▸ Set task
Write out every line below that includes the word "daily".

Saved data entries
——

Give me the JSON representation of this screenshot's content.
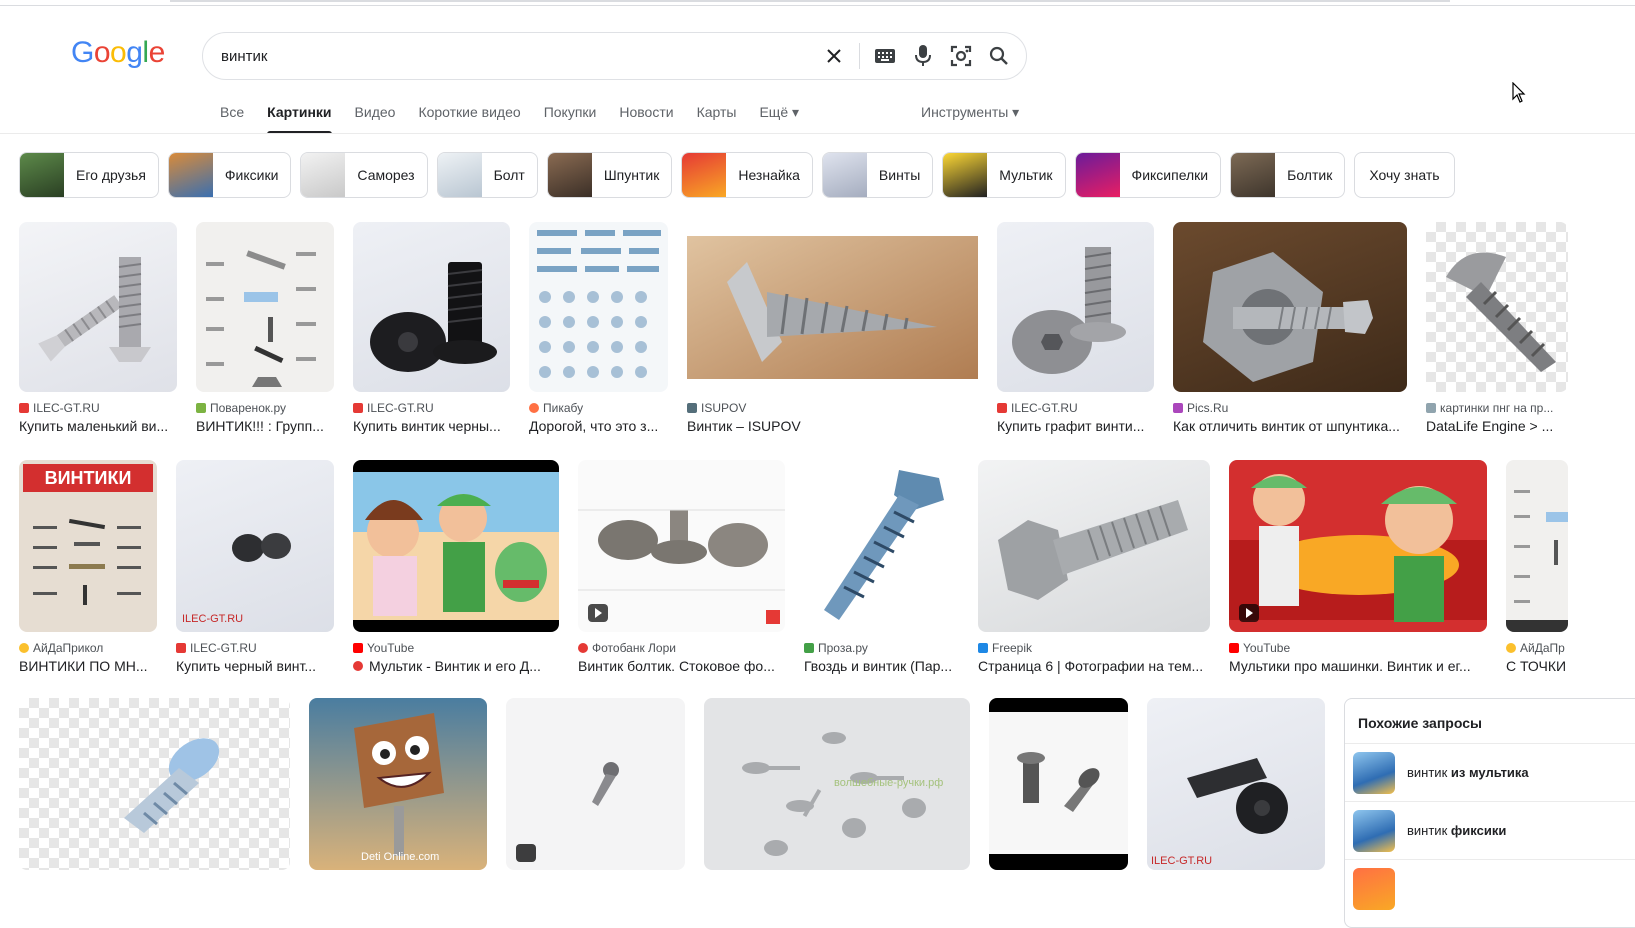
{
  "logo": {
    "letters": [
      "G",
      "o",
      "o",
      "g",
      "l",
      "e"
    ],
    "colors": [
      "#4285F4",
      "#EA4335",
      "#FBBC05",
      "#4285F4",
      "#34A853",
      "#EA4335"
    ]
  },
  "search": {
    "value": "винтик"
  },
  "tabs": [
    "Все",
    "Картинки",
    "Видео",
    "Короткие видео",
    "Покупки",
    "Новости",
    "Карты",
    "Ещё ▾"
  ],
  "active_tab": "Картинки",
  "tools_label": "Инструменты ▾",
  "chips": [
    "Его друзья",
    "Фиксики",
    "Саморез",
    "Болт",
    "Шпунтик",
    "Незнайка",
    "Винты",
    "Мультик",
    "Фиксипелки",
    "Болтик",
    "Хочу знать"
  ],
  "row1": [
    {
      "source": "ILEC-GT.RU",
      "title": "Купить маленький ви..."
    },
    {
      "source": "Поваренок.ру",
      "title": "ВИНТИК!!! : Групп..."
    },
    {
      "source": "ILEC-GT.RU",
      "title": "Купить винтик черны..."
    },
    {
      "source": "Пикабу",
      "title": "Дорогой, что это з..."
    },
    {
      "source": "ISUPOV",
      "title": "Винтик – ISUPOV"
    },
    {
      "source": "ILEC-GT.RU",
      "title": "Купить графит винти..."
    },
    {
      "source": "Pics.Ru",
      "title": "Как отличить винтик от шпунтика..."
    },
    {
      "source": "картинки пнг на пр...",
      "title": "DataLife Engine > ..."
    }
  ],
  "row2": [
    {
      "source": "АйДаПрикол",
      "title": "ВИНТИКИ ПО МН...",
      "overlay": "ВИНТИКИ"
    },
    {
      "source": "ILEC-GT.RU",
      "title": "Купить черный винт..."
    },
    {
      "source": "YouTube",
      "title": "Мультик - Винтик и его Д..."
    },
    {
      "source": "Фотобанк Лори",
      "title": "Винтик болтик. Стоковое фо..."
    },
    {
      "source": "Проза.ру",
      "title": "Гвоздь и винтик (Пар..."
    },
    {
      "source": "Freepik",
      "title": "Страница 6 | Фотографии на тем..."
    },
    {
      "source": "YouTube",
      "title": "Мультики про машинки. Винтик и ег..."
    },
    {
      "source": "АйДаПр",
      "title": "С ТОЧКИ"
    }
  ],
  "related": {
    "heading": "Похожие запросы",
    "items": [
      {
        "prefix": "винтик",
        "bold": "из мультика"
      },
      {
        "prefix": "винтик",
        "bold": "фиксики"
      }
    ]
  }
}
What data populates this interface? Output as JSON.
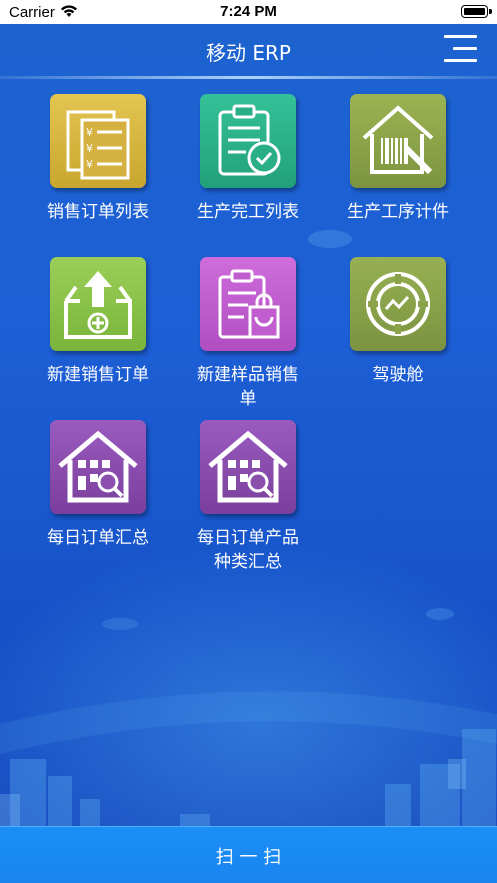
{
  "status_bar": {
    "carrier": "Carrier",
    "time": "7:24 PM"
  },
  "nav": {
    "title": "移动 ERP",
    "menu_icon": "hamburger-menu-icon"
  },
  "modules": [
    {
      "label": "销售订单列表",
      "icon": "sales-order-list-icon",
      "color": "#d9b83e"
    },
    {
      "label": "生产完工列表",
      "icon": "production-complete-list-icon",
      "color": "#2fb48a"
    },
    {
      "label": "生产工序计件",
      "icon": "process-piecework-icon",
      "color": "#8fa64a"
    },
    {
      "label": "新建销售订单",
      "icon": "new-sales-order-icon",
      "color": "#8cc348"
    },
    {
      "label": "新建样品销售单",
      "icon": "new-sample-sales-icon",
      "color": "#c25dd0"
    },
    {
      "label": "驾驶舱",
      "icon": "cockpit-icon",
      "color": "#8aa348"
    },
    {
      "label": "每日订单汇总",
      "icon": "daily-order-summary-icon",
      "color": "#8b4fae"
    },
    {
      "label": "每日订单产品种类汇总",
      "icon": "daily-product-category-summary-icon",
      "color": "#8b4fae"
    }
  ],
  "scan_button": {
    "label": "扫 一 扫"
  }
}
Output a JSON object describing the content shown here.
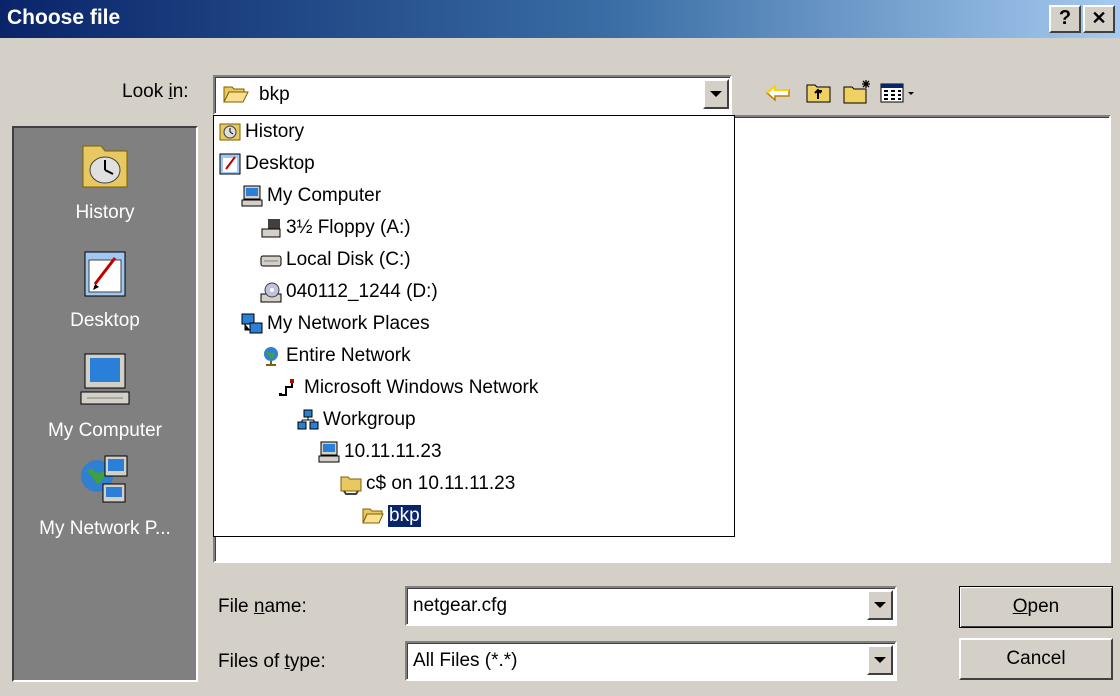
{
  "window": {
    "title": "Choose file",
    "help_btn": "?",
    "close_btn": "✕"
  },
  "lookin": {
    "label_pre": "Look ",
    "label_u": "i",
    "label_post": "n:",
    "value": "bkp"
  },
  "places": [
    {
      "label": "History"
    },
    {
      "label": "Desktop"
    },
    {
      "label": "My Computer"
    },
    {
      "label": "My Network P..."
    }
  ],
  "tree": [
    {
      "label": "History",
      "icon": "history-icon"
    },
    {
      "label": "Desktop",
      "icon": "desktop-icon"
    },
    {
      "label": "My Computer",
      "icon": "computer-icon"
    },
    {
      "label": "3½ Floppy (A:)",
      "icon": "floppy-icon"
    },
    {
      "label": "Local Disk (C:)",
      "icon": "disk-icon"
    },
    {
      "label": "040112_1244 (D:)",
      "icon": "cdrom-icon"
    },
    {
      "label": "My Network Places",
      "icon": "network-places-icon"
    },
    {
      "label": "Entire Network",
      "icon": "globe-icon"
    },
    {
      "label": "Microsoft Windows Network",
      "icon": "network-icon"
    },
    {
      "label": "Workgroup",
      "icon": "workgroup-icon"
    },
    {
      "label": "10.11.11.23",
      "icon": "computer-icon"
    },
    {
      "label": "c$ on 10.11.11.23",
      "icon": "share-icon"
    },
    {
      "label": "bkp",
      "icon": "folder-open-icon"
    }
  ],
  "filename": {
    "label_pre": "File ",
    "label_u": "n",
    "label_post": "ame:",
    "value": "netgear.cfg"
  },
  "filetype": {
    "label_pre": "Files of ",
    "label_u": "t",
    "label_post": "ype:",
    "value": "All Files (*.*)"
  },
  "buttons": {
    "open_u": "O",
    "open_rest": "pen",
    "cancel": "Cancel"
  },
  "colors": {
    "titlebar": "#0a246a",
    "face": "#d4d0c8",
    "places": "#808080",
    "selection": "#0a246a"
  }
}
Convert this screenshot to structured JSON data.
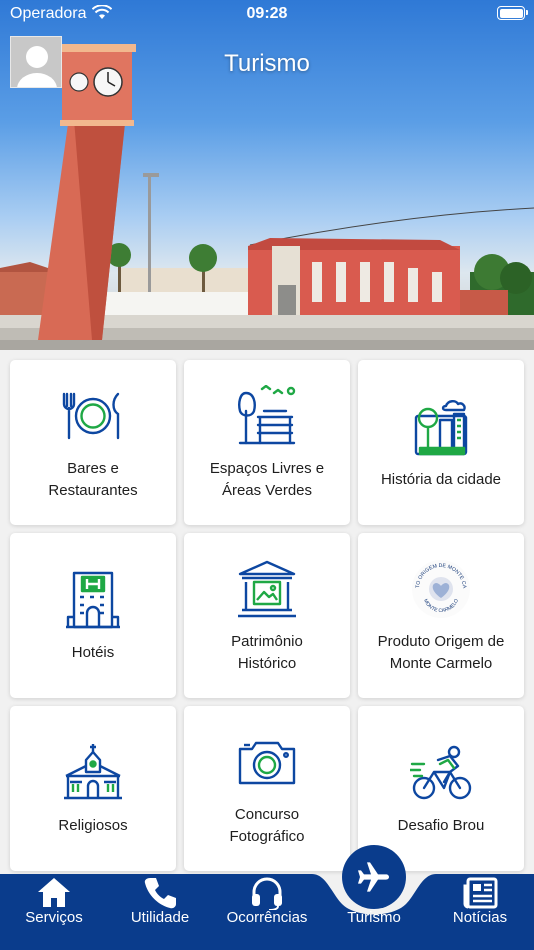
{
  "status": {
    "carrier": "Operadora",
    "time": "09:28"
  },
  "header": {
    "title": "Turismo",
    "avatar_icon": "user-avatar-icon"
  },
  "colors": {
    "primary": "#0a3c8c",
    "icon_blue": "#0d47a1",
    "icon_green": "#1fa845",
    "card_bg": "#ffffff",
    "page_bg": "#f1f1f1"
  },
  "cards": [
    {
      "label": "Bares e\nRestaurantes",
      "icon": "plate-cutlery-icon"
    },
    {
      "label": "Espaços Livres e\nÁreas Verdes",
      "icon": "park-bench-icon"
    },
    {
      "label": "História da cidade",
      "icon": "city-history-icon"
    },
    {
      "label": "Hotéis",
      "icon": "hotel-icon"
    },
    {
      "label": "Patrimônio\nHistórico",
      "icon": "museum-icon"
    },
    {
      "label": "Produto Origem de\nMonte Carmelo",
      "icon": "origin-seal-icon",
      "seal_top": "PRODUTO ORIGEM DE MONTE CARMELO",
      "seal_bottom": "MONTE CARMELO"
    },
    {
      "label": "Religiosos",
      "icon": "church-icon"
    },
    {
      "label": "Concurso\nFotográfico",
      "icon": "camera-icon"
    },
    {
      "label": "Desafio Brou",
      "icon": "cyclist-icon"
    }
  ],
  "tabs": [
    {
      "label": "Serviços",
      "icon": "home-icon"
    },
    {
      "label": "Utilidade",
      "icon": "phone-icon"
    },
    {
      "label": "Ocorrências",
      "icon": "headset-icon"
    },
    {
      "label": "Turismo",
      "icon": "airplane-icon",
      "active": true
    },
    {
      "label": "Notícias",
      "icon": "newspaper-icon"
    }
  ]
}
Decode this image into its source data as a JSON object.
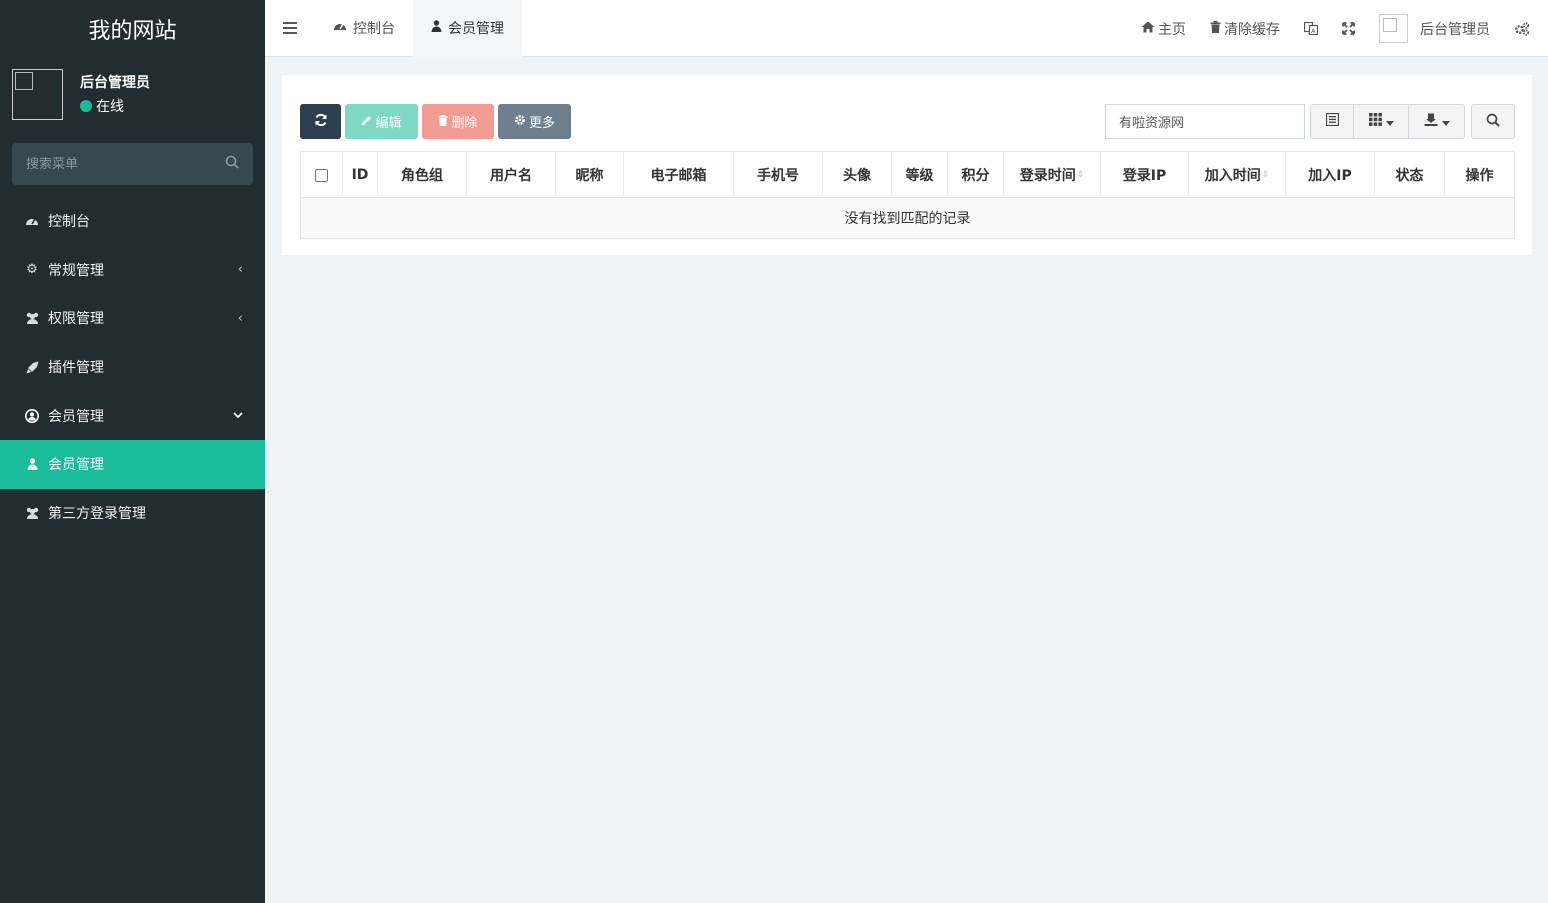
{
  "sidebar": {
    "site_title": "我的网站",
    "user_name": "后台管理员",
    "user_status": "在线",
    "search_placeholder": "搜索菜单",
    "items": [
      {
        "label": "控制台",
        "icon": "dashboard-icon"
      },
      {
        "label": "常规管理",
        "icon": "cogs-icon",
        "arrow": "‹"
      },
      {
        "label": "权限管理",
        "icon": "users-icon",
        "arrow": "‹"
      },
      {
        "label": "插件管理",
        "icon": "rocket-icon"
      },
      {
        "label": "会员管理",
        "icon": "user-circle-icon",
        "arrow": "⌄"
      },
      {
        "label": "会员管理",
        "icon": "user-icon",
        "active": true
      },
      {
        "label": "第三方登录管理",
        "icon": "users-icon"
      }
    ]
  },
  "topbar": {
    "tabs": [
      {
        "label": "控制台",
        "icon": "dashboard-icon"
      },
      {
        "label": "会员管理",
        "icon": "user-icon",
        "active": true
      }
    ],
    "home_label": "主页",
    "clear_cache_label": "清除缓存",
    "admin_name": "后台管理员"
  },
  "toolbar": {
    "edit_label": "编辑",
    "delete_label": "删除",
    "more_label": "更多",
    "search_value": "有啦资源网"
  },
  "table": {
    "columns": [
      "ID",
      "角色组",
      "用户名",
      "昵称",
      "电子邮箱",
      "手机号",
      "头像",
      "等级",
      "积分",
      "登录时间",
      "登录IP",
      "加入时间",
      "加入IP",
      "状态",
      "操作"
    ],
    "empty_message": "没有找到匹配的记录"
  },
  "colors": {
    "sidebar_bg": "#222d32",
    "accent": "#1abc9c",
    "primary": "#2c3e50",
    "danger": "#f29b93"
  }
}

——

▸ Task result
      "icon": "daily-order-summary-icon",
      "icon": "daily-product-category-summary-icon",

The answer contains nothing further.